Scan the data beneath this task and copy each line that includes "image".

Lines of data:
____________________

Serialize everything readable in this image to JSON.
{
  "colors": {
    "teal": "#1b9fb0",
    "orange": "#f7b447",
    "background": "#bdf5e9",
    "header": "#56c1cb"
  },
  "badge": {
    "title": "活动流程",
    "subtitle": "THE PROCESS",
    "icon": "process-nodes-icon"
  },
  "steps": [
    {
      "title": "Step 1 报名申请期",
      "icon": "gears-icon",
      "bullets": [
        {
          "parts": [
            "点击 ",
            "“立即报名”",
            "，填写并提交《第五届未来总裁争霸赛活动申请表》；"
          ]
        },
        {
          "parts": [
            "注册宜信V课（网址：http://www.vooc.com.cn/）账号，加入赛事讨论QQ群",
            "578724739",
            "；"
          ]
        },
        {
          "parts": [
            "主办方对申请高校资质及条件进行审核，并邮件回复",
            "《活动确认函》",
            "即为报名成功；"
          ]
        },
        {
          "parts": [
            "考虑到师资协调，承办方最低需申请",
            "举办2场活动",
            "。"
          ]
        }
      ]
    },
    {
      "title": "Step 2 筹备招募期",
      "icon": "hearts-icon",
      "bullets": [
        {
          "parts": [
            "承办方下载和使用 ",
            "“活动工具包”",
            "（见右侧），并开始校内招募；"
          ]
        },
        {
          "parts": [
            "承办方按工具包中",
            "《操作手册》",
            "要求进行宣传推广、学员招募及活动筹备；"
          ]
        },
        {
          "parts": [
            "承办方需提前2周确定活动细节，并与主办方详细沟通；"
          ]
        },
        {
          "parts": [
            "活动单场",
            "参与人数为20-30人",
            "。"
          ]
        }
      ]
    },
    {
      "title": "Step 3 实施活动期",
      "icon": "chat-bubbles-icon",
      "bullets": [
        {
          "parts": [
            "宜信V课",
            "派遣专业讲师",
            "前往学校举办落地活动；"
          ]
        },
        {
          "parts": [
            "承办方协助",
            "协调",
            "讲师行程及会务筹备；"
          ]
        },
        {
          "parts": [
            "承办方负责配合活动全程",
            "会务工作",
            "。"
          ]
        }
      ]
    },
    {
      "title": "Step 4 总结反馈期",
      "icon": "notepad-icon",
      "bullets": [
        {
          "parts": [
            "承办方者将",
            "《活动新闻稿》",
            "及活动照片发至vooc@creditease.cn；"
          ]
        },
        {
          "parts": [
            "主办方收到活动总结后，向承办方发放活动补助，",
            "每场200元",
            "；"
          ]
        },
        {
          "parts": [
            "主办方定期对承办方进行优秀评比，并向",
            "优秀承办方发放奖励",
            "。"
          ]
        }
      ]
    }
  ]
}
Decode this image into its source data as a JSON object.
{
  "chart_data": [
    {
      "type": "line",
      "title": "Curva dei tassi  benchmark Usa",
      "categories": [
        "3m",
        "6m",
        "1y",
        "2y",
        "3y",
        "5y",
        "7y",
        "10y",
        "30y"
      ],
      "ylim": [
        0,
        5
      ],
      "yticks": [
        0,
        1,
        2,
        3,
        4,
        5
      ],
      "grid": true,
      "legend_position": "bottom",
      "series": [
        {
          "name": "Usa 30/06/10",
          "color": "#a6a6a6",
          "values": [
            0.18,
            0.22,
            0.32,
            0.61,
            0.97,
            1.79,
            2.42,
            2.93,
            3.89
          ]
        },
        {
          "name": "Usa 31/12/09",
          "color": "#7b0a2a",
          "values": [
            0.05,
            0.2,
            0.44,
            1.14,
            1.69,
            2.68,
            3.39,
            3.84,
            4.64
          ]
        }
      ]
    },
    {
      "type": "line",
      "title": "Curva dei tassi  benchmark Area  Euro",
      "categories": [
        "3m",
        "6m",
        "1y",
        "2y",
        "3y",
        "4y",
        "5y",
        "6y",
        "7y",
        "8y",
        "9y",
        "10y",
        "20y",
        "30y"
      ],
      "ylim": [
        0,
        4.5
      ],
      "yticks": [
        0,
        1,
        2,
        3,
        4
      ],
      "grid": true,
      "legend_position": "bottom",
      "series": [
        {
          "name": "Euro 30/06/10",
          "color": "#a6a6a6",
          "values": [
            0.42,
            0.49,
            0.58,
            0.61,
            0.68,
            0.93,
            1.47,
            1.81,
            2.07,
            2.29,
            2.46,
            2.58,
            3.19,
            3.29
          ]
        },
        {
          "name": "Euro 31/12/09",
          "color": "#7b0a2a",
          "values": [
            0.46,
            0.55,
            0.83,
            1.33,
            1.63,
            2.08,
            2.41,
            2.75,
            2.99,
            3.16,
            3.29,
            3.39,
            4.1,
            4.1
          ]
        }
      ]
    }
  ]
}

____________________

**Final result**
Serialize everything readable in this image to JSON.
Decode this image into its source data as a JSON object.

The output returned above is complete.